• Your goal:
Of the lines in this listing, how many contain the word "compose"? Give the number and nothing else.

* begin *

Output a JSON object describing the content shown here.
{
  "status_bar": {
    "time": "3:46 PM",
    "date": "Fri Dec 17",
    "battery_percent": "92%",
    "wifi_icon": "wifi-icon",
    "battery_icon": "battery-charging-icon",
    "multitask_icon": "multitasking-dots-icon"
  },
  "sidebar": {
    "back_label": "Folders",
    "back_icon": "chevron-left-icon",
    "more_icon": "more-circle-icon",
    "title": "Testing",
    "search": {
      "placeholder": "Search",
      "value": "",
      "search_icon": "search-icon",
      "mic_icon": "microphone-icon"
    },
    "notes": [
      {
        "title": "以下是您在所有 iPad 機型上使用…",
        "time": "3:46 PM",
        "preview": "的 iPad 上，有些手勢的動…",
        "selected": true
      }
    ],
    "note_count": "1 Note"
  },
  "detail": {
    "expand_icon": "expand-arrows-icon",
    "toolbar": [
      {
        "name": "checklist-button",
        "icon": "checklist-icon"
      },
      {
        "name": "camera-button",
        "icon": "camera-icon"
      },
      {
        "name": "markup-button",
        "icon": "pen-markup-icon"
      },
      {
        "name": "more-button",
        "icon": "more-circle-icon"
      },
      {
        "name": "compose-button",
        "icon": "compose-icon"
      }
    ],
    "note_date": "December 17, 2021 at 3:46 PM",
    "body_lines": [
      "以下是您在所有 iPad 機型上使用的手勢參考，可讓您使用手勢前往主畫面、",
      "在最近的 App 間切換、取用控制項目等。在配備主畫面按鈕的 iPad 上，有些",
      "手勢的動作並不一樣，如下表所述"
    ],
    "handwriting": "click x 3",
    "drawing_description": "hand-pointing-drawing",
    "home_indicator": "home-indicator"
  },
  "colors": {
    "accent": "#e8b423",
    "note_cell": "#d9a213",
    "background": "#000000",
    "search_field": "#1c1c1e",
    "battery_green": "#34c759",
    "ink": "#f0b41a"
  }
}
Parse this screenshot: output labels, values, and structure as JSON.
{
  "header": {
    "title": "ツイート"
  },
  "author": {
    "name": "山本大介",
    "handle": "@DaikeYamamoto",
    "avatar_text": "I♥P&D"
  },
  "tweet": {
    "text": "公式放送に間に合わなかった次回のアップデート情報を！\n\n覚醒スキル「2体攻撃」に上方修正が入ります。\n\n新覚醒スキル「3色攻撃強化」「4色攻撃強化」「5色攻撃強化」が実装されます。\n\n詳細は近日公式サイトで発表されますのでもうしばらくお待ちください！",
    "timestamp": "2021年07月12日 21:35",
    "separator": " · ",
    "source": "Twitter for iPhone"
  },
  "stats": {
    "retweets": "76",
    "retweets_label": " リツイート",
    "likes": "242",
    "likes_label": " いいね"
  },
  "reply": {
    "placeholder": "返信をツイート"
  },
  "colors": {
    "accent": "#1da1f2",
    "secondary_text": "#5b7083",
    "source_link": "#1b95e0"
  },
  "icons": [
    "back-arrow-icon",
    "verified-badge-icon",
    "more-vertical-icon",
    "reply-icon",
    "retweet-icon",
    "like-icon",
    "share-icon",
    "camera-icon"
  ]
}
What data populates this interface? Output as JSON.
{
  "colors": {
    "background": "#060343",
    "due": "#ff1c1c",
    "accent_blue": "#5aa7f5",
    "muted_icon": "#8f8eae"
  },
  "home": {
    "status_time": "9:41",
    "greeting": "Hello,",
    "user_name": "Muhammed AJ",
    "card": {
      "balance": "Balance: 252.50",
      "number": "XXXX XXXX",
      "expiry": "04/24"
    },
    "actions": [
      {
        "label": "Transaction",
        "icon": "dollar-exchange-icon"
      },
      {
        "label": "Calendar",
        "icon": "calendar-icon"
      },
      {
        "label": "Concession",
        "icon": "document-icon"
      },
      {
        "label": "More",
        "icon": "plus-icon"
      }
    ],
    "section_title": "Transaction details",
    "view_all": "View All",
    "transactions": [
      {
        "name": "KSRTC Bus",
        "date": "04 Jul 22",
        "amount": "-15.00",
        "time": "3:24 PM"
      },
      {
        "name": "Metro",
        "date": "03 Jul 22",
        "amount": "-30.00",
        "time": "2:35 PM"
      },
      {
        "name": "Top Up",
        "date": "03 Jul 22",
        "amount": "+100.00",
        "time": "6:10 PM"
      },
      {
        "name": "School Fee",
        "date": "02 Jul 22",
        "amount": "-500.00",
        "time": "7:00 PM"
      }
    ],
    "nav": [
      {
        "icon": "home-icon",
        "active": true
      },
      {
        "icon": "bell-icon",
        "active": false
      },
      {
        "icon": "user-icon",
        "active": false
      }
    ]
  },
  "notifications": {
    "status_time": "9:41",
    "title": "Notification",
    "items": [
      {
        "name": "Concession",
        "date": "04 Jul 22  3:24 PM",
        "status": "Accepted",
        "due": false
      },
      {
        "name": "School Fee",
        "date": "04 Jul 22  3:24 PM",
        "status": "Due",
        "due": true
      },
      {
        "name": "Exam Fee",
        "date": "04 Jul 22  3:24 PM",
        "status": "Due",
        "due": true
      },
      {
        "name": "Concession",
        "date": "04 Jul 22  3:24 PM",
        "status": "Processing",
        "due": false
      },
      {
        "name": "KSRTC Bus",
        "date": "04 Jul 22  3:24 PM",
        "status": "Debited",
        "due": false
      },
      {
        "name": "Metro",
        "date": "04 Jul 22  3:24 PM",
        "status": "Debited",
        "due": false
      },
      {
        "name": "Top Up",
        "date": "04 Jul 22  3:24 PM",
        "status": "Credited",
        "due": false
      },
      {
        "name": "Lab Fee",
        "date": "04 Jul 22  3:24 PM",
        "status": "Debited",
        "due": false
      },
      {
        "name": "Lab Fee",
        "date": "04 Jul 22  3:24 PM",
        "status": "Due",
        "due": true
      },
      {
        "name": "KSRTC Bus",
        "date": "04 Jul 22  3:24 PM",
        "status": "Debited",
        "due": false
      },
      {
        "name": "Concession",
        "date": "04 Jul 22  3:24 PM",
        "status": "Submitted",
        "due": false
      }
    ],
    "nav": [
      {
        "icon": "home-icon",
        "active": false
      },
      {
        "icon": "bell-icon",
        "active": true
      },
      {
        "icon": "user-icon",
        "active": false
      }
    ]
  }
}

* end *

• Result for this exercise:
2